# Records from a dataset

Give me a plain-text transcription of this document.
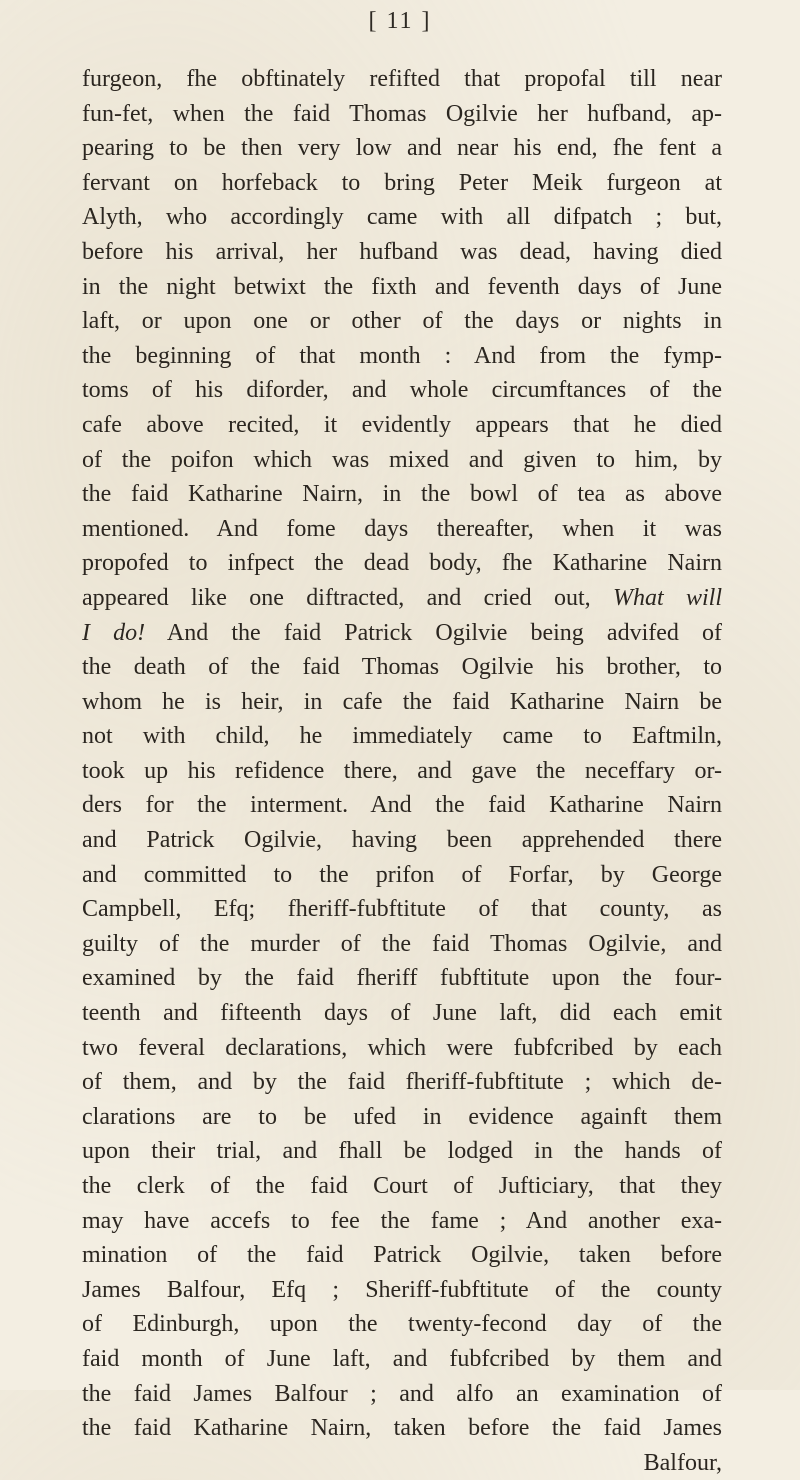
[ 11 ]
furgeon, fhe obftinately refifted that propofal till near
fun-fet, when the faid Thomas Ogilvie her hufband, ap-
pearing to be then very low and near his end, fhe fent a
fervant on horfeback to bring Peter Meik furgeon at
Alyth, who accordingly came with all difpatch ; but,
before his arrival, her hufband was dead, having died
in the night betwixt the fixth and feventh days of June
laft, or upon one or other of the days or nights in
the beginning of that month : And from the fymp-
toms of his diforder, and whole circumftances of the
cafe above recited, it evidently appears that he died
of the poifon which was mixed and given to him, by
the faid Katharine Nairn, in the bowl of tea as above
mentioned. And fome days thereafter, when it was
propofed to infpect the dead body, fhe Katharine Nairn
appeared like one diftracted, and cried out, What will
I do! And the faid Patrick Ogilvie being advifed of
the death of the faid Thomas Ogilvie his brother, to
whom he is heir, in cafe the faid Katharine Nairn be
not with child, he immediately came to Eaftmiln,
took up his refidence there, and gave the neceffary or-
ders for the interment. And the faid Katharine Nairn
and Patrick Ogilvie, having been apprehended there
and committed to the prifon of Forfar, by George
Campbell, Efq; fheriff-fubftitute of that county, as
guilty of the murder of the faid Thomas Ogilvie, and
examined by the faid fheriff fubftitute upon the four-
teenth and fifteenth days of June laft, did each emit
two feveral declarations, which were fubfcribed by each
of them, and by the faid fheriff-fubftitute ; which de-
clarations are to be ufed in evidence againft them
upon their trial, and fhall be lodged in the hands of
the clerk of the faid Court of Jufticiary, that they
may have accefs to fee the fame ; And another exa-
mination of the faid Patrick Ogilvie, taken before
James Balfour, Efq ; Sheriff-fubftitute of the county
of Edinburgh, upon the twenty-fecond day of the
faid month of June laft, and fubfcribed by them and
the faid James Balfour ; and alfo an examination of
the faid Katharine Nairn, taken before the faid James
Balfour,
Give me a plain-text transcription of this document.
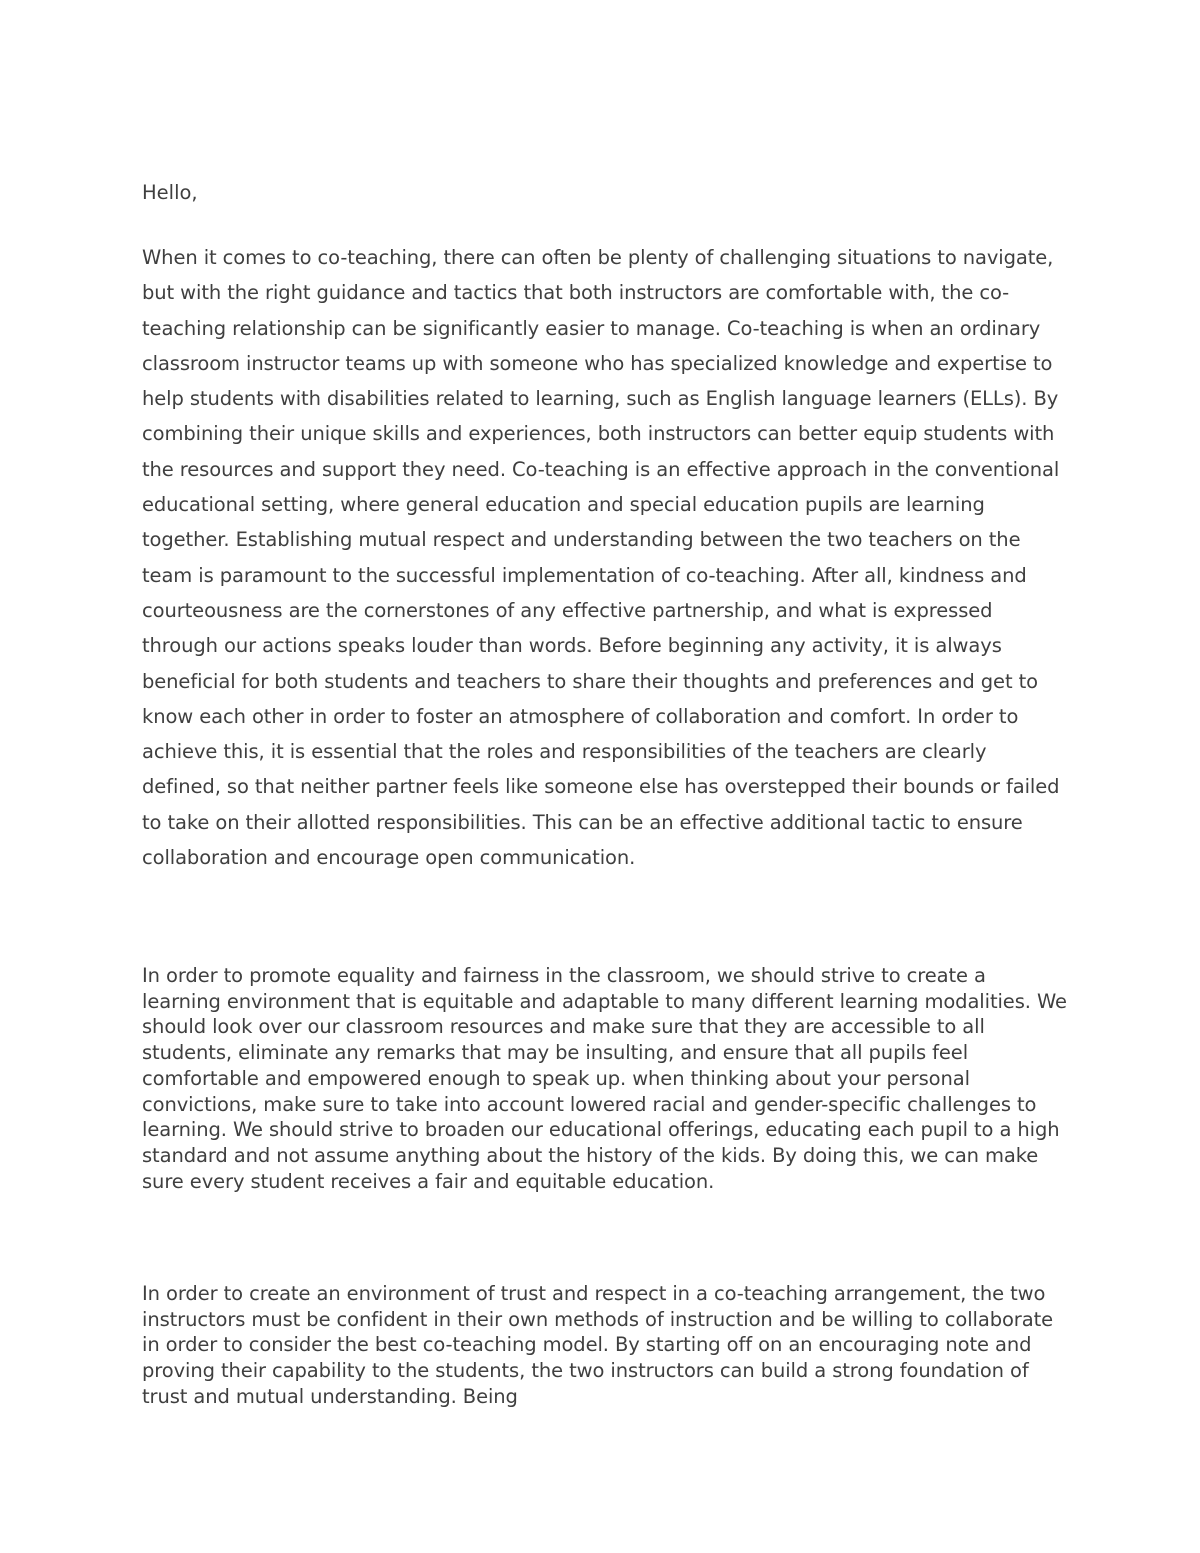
Hello,

When it comes to co-teaching, there can often be plenty of challenging situations to navigate, but with the right guidance and tactics that both instructors are comfortable with, the co-teaching relationship can be significantly easier to manage. Co-teaching is when an ordinary classroom instructor teams up with someone who has specialized knowledge and expertise to help students with disabilities related to learning, such as English language learners (ELLs). By combining their unique skills and experiences, both instructors can better equip students with the resources and support they need. Co-teaching is an effective approach in the conventional educational setting, where general education and special education pupils are learning together. Establishing mutual respect and understanding between the two teachers on the team is paramount to the successful implementation of co-teaching. After all, kindness and courteousness are the cornerstones of any effective partnership, and what is expressed through our actions speaks louder than words. Before beginning any activity, it is always beneficial for both students and teachers to share their thoughts and preferences and get to know each other in order to foster an atmosphere of collaboration and comfort. In order to achieve this, it is essential that the roles and responsibilities of the teachers are clearly defined, so that neither partner feels like someone else has overstepped their bounds or failed to take on their allotted responsibilities. This can be an effective additional tactic to ensure collaboration and encourage open communication.

In order to promote equality and fairness in the classroom, we should strive to create a learning environment that is equitable and adaptable to many different learning modalities. We should look over our classroom resources and make sure that they are accessible to all students, eliminate any remarks that may be insulting, and ensure that all pupils feel comfortable and empowered enough to speak up. when thinking about your personal convictions, make sure to take into account lowered racial and gender-specific challenges to learning. We should strive to broaden our educational offerings, educating each pupil to a high standard and not assume anything about the history of the kids. By doing this, we can make sure every student receives a fair and equitable education.

In order to create an environment of trust and respect in a co-teaching arrangement, the two instructors must be confident in their own methods of instruction and be willing to collaborate in order to consider the best co-teaching model. By starting off on an encouraging note and proving their capability to the students, the two instructors can build a strong foundation of trust and mutual understanding. Being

# Task
Extract every line of the records above that contains the word "Thomas".

# Exercise answer
fun-fet, when the faid Thomas Ogilvie her hufband, ap-
the death of the faid Thomas Ogilvie his brother, to
guilty of the murder of the faid Thomas Ogilvie, and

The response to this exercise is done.